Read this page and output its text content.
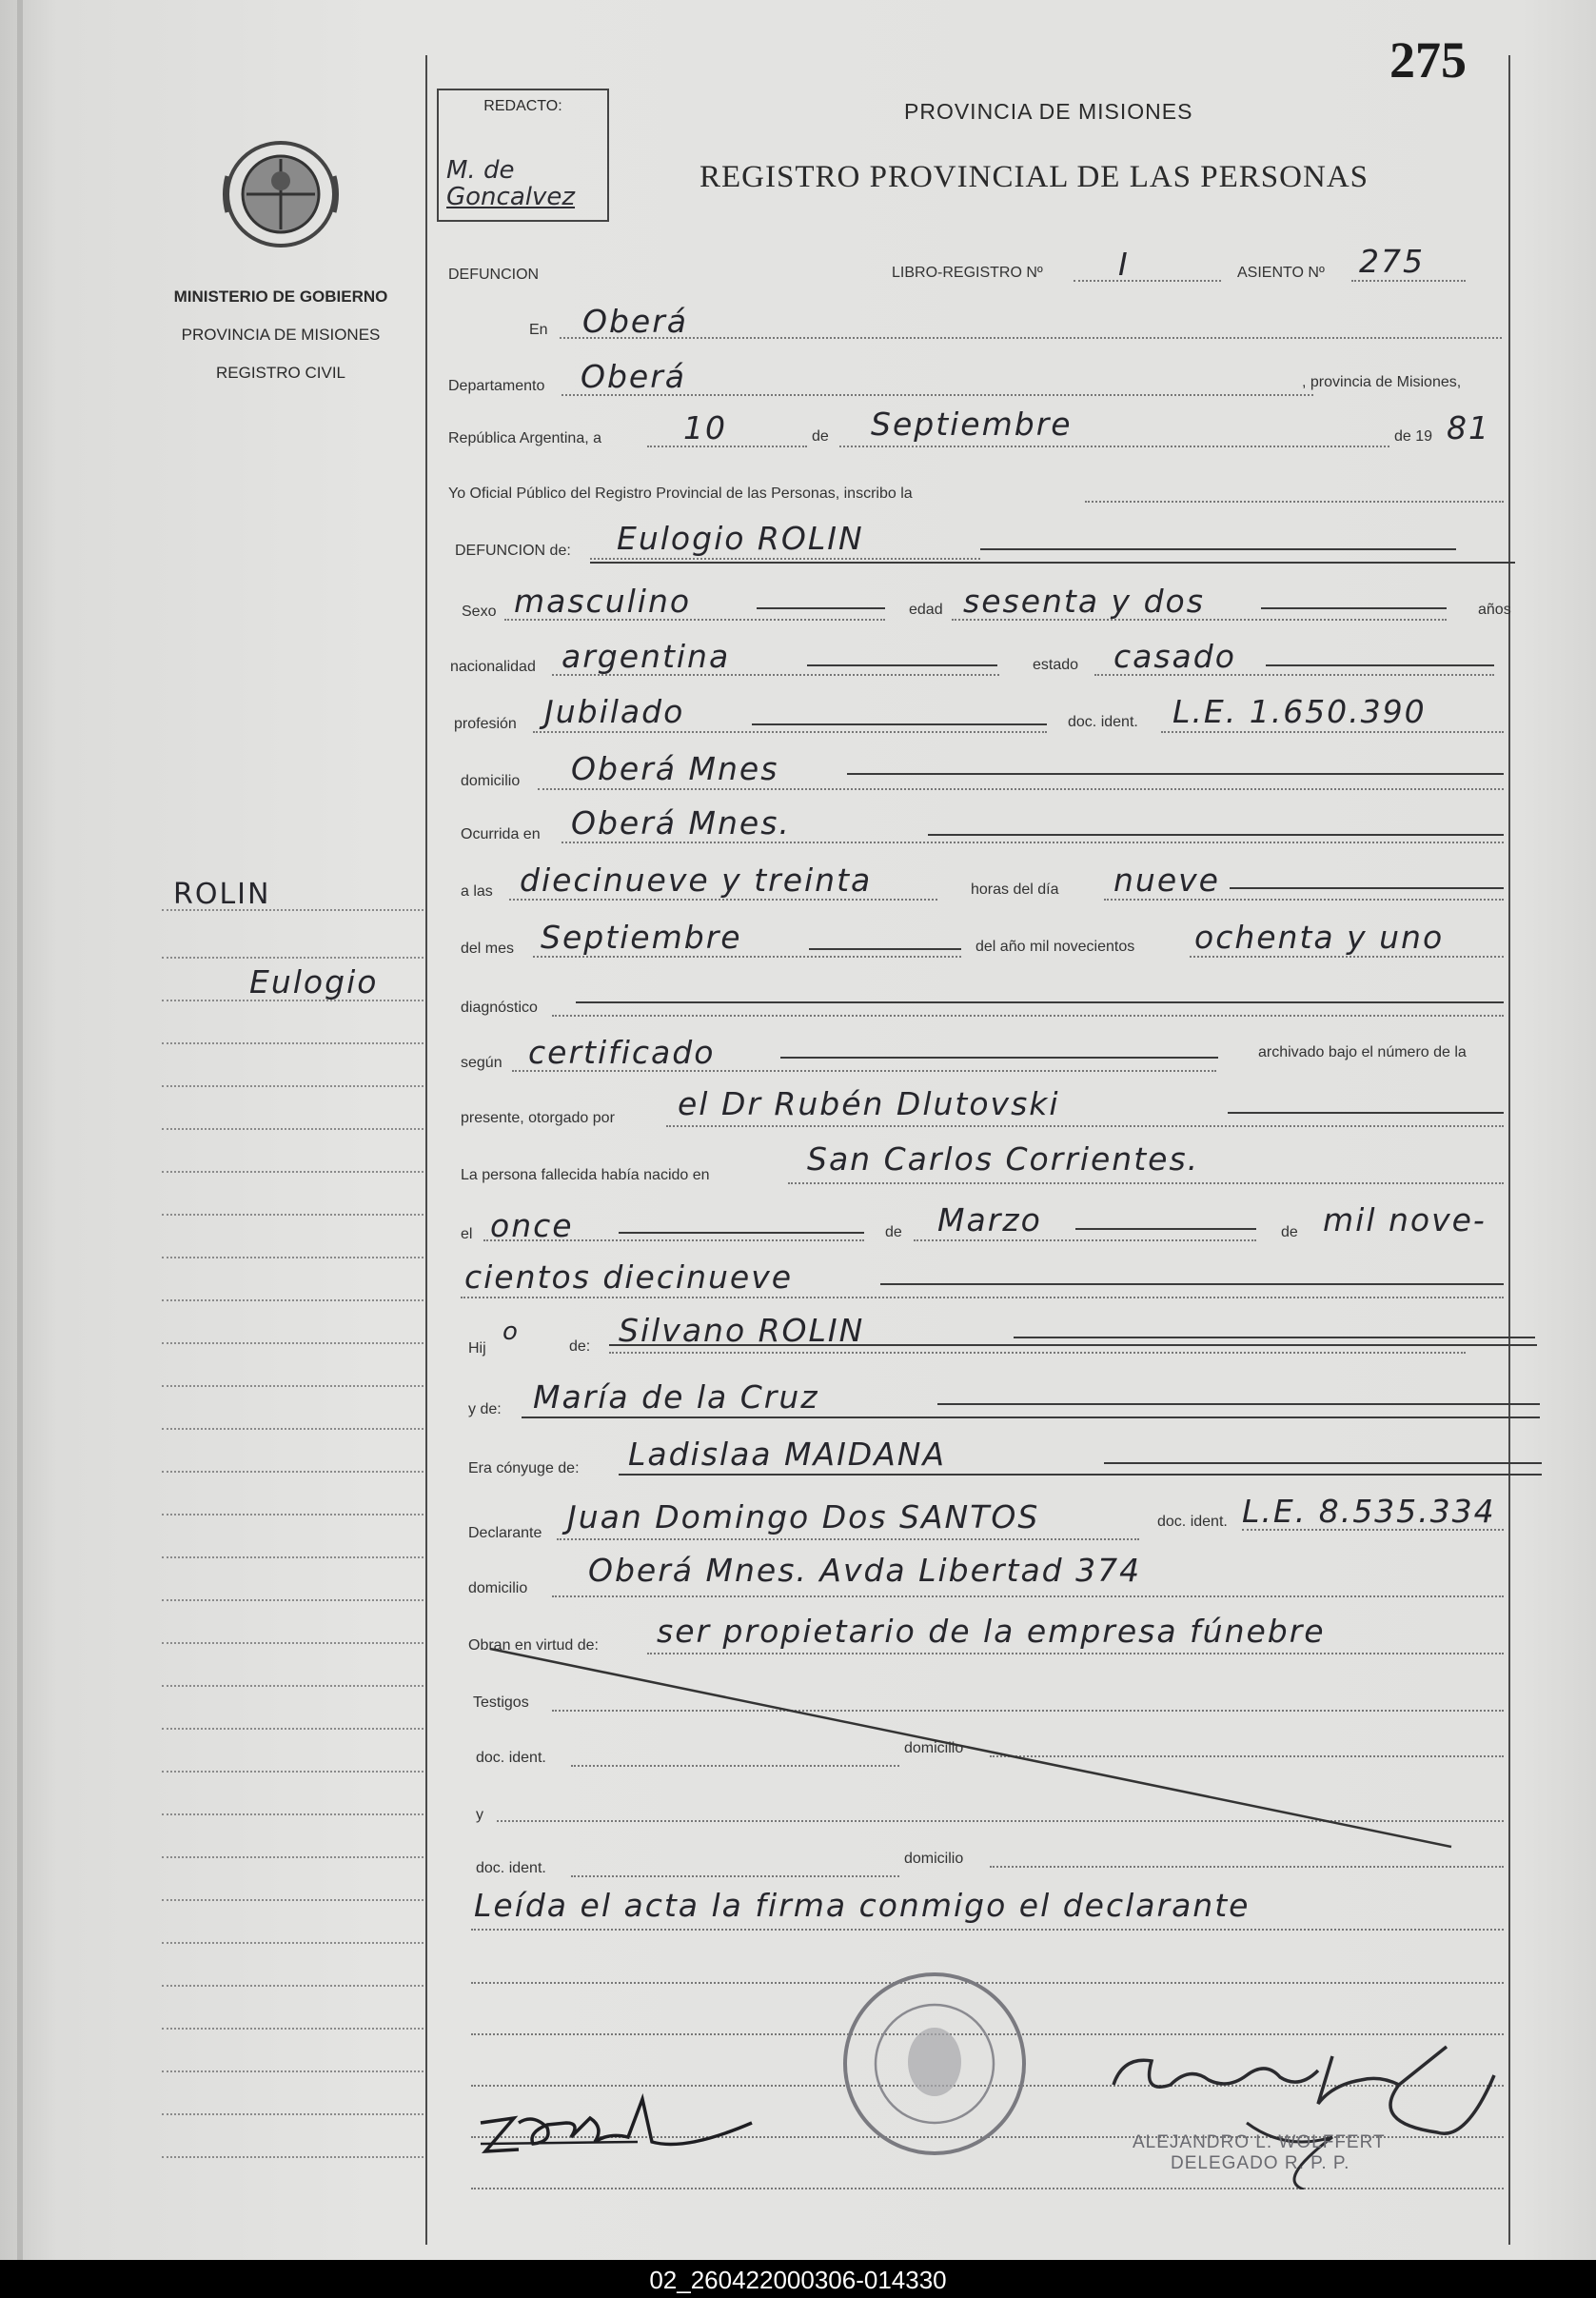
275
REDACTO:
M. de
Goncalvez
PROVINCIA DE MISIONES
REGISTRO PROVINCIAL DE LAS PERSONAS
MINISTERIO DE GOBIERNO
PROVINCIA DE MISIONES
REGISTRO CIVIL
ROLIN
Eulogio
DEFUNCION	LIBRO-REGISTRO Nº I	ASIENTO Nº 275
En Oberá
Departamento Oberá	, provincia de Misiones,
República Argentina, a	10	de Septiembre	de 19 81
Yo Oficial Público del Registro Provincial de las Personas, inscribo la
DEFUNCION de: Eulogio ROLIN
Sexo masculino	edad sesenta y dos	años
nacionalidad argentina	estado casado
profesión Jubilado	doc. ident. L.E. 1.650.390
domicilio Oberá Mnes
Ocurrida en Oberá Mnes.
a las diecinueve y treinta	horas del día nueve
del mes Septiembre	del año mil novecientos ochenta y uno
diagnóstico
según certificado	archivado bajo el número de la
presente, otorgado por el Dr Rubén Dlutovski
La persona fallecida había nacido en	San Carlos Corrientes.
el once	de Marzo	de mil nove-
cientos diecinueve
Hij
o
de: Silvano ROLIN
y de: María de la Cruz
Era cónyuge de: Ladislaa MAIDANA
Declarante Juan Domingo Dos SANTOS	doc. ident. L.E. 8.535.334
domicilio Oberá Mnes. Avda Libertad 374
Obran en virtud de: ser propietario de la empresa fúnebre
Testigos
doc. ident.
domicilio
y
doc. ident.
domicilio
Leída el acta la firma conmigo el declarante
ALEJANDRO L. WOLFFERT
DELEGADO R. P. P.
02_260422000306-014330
#####
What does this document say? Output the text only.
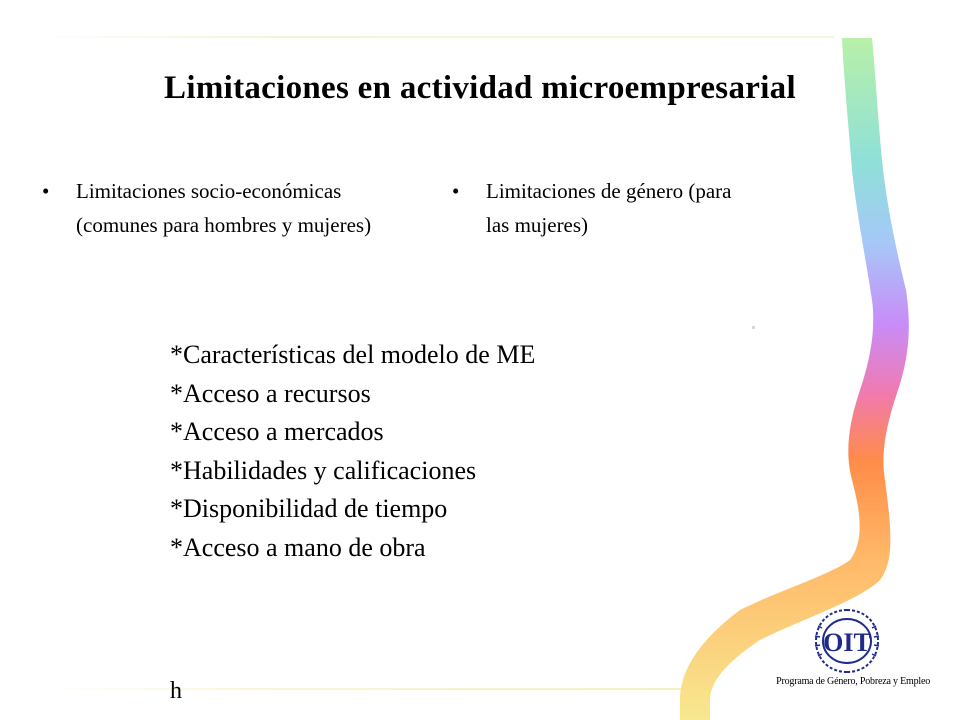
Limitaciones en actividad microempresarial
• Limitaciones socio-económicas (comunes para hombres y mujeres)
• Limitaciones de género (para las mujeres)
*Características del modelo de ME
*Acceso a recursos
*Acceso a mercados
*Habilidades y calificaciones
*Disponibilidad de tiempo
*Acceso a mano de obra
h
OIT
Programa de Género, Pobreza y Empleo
#####
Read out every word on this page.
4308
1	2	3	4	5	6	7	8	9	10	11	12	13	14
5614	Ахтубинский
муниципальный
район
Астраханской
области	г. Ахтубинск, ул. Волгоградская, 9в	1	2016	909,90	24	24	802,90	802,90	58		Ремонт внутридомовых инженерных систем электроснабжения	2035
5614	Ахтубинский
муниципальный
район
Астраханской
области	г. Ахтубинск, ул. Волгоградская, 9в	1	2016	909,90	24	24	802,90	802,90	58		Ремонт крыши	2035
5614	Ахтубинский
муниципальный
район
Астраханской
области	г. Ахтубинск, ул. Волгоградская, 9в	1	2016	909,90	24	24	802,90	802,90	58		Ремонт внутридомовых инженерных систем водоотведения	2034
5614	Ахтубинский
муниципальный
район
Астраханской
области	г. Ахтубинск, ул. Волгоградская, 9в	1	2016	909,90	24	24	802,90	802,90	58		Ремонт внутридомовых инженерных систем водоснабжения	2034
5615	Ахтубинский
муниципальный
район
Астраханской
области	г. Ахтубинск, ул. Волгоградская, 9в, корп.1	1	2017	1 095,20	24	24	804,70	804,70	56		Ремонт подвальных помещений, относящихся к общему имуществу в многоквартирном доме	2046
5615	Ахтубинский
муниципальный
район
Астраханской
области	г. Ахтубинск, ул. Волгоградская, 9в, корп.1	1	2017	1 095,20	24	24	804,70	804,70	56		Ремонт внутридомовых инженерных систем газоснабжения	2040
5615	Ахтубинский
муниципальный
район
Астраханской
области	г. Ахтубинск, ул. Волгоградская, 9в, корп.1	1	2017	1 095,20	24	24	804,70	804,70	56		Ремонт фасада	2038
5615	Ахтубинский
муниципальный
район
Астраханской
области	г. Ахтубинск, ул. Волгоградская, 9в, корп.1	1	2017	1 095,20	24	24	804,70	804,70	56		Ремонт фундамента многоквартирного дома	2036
#####
Work required:
Determine how many of the lines above hold the word "domicilio", and output that number by itself.

Solution to the exercise:
4